**Directive**: Update the lines below, changing every "library-label" to "library-caption" and leaving all else as it is.

══════════════════════════════

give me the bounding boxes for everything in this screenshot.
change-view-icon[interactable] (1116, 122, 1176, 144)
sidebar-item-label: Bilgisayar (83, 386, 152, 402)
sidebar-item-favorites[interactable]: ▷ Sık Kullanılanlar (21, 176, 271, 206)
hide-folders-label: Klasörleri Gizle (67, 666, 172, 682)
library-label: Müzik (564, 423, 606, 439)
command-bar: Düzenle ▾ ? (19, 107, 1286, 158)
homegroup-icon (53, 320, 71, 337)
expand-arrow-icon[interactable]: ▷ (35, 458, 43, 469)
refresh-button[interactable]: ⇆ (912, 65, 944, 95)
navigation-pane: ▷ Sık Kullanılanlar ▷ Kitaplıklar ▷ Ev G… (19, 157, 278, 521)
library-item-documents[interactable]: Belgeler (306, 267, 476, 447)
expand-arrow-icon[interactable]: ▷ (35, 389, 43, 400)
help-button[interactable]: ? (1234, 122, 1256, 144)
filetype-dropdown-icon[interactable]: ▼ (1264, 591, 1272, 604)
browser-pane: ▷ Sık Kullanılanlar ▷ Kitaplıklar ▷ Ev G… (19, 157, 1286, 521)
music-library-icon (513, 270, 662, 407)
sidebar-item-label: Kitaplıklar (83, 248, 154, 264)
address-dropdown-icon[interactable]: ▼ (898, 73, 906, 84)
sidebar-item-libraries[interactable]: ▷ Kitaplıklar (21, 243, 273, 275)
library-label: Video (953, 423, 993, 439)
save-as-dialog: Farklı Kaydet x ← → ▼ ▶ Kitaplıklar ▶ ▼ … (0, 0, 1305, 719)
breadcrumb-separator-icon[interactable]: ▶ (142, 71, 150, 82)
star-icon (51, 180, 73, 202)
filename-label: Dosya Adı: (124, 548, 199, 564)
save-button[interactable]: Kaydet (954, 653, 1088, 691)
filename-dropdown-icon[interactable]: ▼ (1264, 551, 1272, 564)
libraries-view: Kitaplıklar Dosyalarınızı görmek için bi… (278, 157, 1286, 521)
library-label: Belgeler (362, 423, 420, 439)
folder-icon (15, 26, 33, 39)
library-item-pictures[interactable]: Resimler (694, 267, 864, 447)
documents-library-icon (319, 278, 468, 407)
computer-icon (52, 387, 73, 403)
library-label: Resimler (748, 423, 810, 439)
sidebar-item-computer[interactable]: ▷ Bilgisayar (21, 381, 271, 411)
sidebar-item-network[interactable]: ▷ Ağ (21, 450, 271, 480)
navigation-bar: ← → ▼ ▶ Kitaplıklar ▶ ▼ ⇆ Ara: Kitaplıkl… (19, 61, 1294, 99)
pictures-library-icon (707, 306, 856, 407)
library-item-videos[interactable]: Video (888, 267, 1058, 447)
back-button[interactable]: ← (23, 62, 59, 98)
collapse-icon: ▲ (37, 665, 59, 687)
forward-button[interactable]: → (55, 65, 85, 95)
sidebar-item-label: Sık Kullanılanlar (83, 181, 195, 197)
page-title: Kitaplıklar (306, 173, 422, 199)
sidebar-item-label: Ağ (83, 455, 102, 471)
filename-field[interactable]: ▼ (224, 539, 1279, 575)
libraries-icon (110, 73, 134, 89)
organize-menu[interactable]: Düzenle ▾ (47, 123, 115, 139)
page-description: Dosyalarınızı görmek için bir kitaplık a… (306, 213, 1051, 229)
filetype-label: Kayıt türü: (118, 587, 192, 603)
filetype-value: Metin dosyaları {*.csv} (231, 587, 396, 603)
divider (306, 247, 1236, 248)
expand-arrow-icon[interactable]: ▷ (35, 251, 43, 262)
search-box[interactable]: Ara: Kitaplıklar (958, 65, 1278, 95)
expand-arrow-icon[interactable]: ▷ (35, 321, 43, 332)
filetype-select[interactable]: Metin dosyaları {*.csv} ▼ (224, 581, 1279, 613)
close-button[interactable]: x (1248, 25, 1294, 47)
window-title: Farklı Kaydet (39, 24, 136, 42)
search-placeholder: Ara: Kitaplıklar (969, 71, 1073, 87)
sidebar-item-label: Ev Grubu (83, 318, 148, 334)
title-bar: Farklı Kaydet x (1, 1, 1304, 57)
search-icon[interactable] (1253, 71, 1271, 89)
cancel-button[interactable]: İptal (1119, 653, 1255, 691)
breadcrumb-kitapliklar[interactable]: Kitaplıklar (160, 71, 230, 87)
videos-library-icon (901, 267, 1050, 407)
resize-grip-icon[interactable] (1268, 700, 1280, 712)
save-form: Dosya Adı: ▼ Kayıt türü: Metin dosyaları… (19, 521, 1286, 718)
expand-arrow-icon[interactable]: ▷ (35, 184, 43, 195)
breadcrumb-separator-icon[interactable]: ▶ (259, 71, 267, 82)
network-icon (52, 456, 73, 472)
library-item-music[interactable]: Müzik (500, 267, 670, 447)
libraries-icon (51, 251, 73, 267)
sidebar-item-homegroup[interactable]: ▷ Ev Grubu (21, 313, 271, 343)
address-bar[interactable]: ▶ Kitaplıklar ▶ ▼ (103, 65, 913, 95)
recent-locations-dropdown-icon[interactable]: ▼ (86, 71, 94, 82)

══════════════════════════════

**Response to the task**:
give me the bounding boxes for everything in this screenshot.
change-view-icon[interactable] (1116, 122, 1176, 144)
sidebar-item-label: Bilgisayar (83, 386, 152, 402)
sidebar-item-favorites[interactable]: ▷ Sık Kullanılanlar (21, 176, 271, 206)
hide-folders-label: Klasörleri Gizle (67, 666, 172, 682)
library-caption: Müzik (564, 423, 606, 439)
command-bar: Düzenle ▾ ? (19, 107, 1286, 158)
homegroup-icon (53, 320, 71, 337)
expand-arrow-icon[interactable]: ▷ (35, 458, 43, 469)
refresh-button[interactable]: ⇆ (912, 65, 944, 95)
navigation-pane: ▷ Sık Kullanılanlar ▷ Kitaplıklar ▷ Ev G… (19, 157, 278, 521)
library-item-documents[interactable]: Belgeler (306, 267, 476, 447)
expand-arrow-icon[interactable]: ▷ (35, 389, 43, 400)
help-button[interactable]: ? (1234, 122, 1256, 144)
filetype-dropdown-icon[interactable]: ▼ (1264, 591, 1272, 604)
browser-pane: ▷ Sık Kullanılanlar ▷ Kitaplıklar ▷ Ev G… (19, 157, 1286, 521)
music-library-icon (513, 270, 662, 407)
sidebar-item-label: Kitaplıklar (83, 248, 154, 264)
address-dropdown-icon[interactable]: ▼ (898, 73, 906, 84)
sidebar-item-libraries[interactable]: ▷ Kitaplıklar (21, 243, 273, 275)
library-caption: Video (953, 423, 993, 439)
save-as-dialog: Farklı Kaydet x ← → ▼ ▶ Kitaplıklar ▶ ▼ … (0, 0, 1305, 719)
breadcrumb-separator-icon[interactable]: ▶ (142, 71, 150, 82)
star-icon (51, 180, 73, 202)
filename-label: Dosya Adı: (124, 548, 199, 564)
save-button[interactable]: Kaydet (954, 653, 1088, 691)
filename-dropdown-icon[interactable]: ▼ (1264, 551, 1272, 564)
libraries-view: Kitaplıklar Dosyalarınızı görmek için bi… (278, 157, 1286, 521)
library-caption: Belgeler (362, 423, 420, 439)
folder-icon (15, 26, 33, 39)
library-item-pictures[interactable]: Resimler (694, 267, 864, 447)
documents-library-icon (319, 278, 468, 407)
computer-icon (52, 387, 73, 403)
library-caption: Resimler (748, 423, 810, 439)
sidebar-item-computer[interactable]: ▷ Bilgisayar (21, 381, 271, 411)
sidebar-item-network[interactable]: ▷ Ağ (21, 450, 271, 480)
navigation-bar: ← → ▼ ▶ Kitaplıklar ▶ ▼ ⇆ Ara: Kitaplıkl… (19, 61, 1294, 99)
pictures-library-icon (707, 306, 856, 407)
library-item-videos[interactable]: Video (888, 267, 1058, 447)
back-button[interactable]: ← (23, 62, 59, 98)
collapse-icon: ▲ (37, 665, 59, 687)
forward-button[interactable]: → (55, 65, 85, 95)
sidebar-item-label: Sık Kullanılanlar (83, 181, 195, 197)
page-title: Kitaplıklar (306, 173, 422, 199)
sidebar-item-label: Ağ (83, 455, 102, 471)
filename-field[interactable]: ▼ (224, 539, 1279, 575)
libraries-icon (110, 73, 134, 89)
organize-menu[interactable]: Düzenle ▾ (47, 123, 115, 139)
page-description: Dosyalarınızı görmek için bir kitaplık a… (306, 213, 1051, 229)
filetype-label: Kayıt türü: (118, 587, 192, 603)
filetype-value: Metin dosyaları {*.csv} (231, 587, 396, 603)
divider (306, 247, 1236, 248)
expand-arrow-icon[interactable]: ▷ (35, 251, 43, 262)
search-box[interactable]: Ara: Kitaplıklar (958, 65, 1278, 95)
expand-arrow-icon[interactable]: ▷ (35, 321, 43, 332)
filetype-select[interactable]: Metin dosyaları {*.csv} ▼ (224, 581, 1279, 613)
close-button[interactable]: x (1248, 25, 1294, 47)
window-title: Farklı Kaydet (39, 24, 136, 42)
search-placeholder: Ara: Kitaplıklar (969, 71, 1073, 87)
sidebar-item-label: Ev Grubu (83, 318, 148, 334)
title-bar: Farklı Kaydet x (1, 1, 1304, 57)
search-icon[interactable] (1253, 71, 1271, 89)
cancel-button[interactable]: İptal (1119, 653, 1255, 691)
breadcrumb-kitapliklar[interactable]: Kitaplıklar (160, 71, 230, 87)
videos-library-icon (901, 267, 1050, 407)
resize-grip-icon[interactable] (1268, 700, 1280, 712)
save-form: Dosya Adı: ▼ Kayıt türü: Metin dosyaları… (19, 521, 1286, 718)
expand-arrow-icon[interactable]: ▷ (35, 184, 43, 195)
breadcrumb-separator-icon[interactable]: ▶ (259, 71, 267, 82)
network-icon (52, 456, 73, 472)
library-item-music[interactable]: Müzik (500, 267, 670, 447)
libraries-icon (51, 251, 73, 267)
sidebar-item-homegroup[interactable]: ▷ Ev Grubu (21, 313, 271, 343)
address-bar[interactable]: ▶ Kitaplıklar ▶ ▼ (103, 65, 913, 95)
recent-locations-dropdown-icon[interactable]: ▼ (86, 71, 94, 82)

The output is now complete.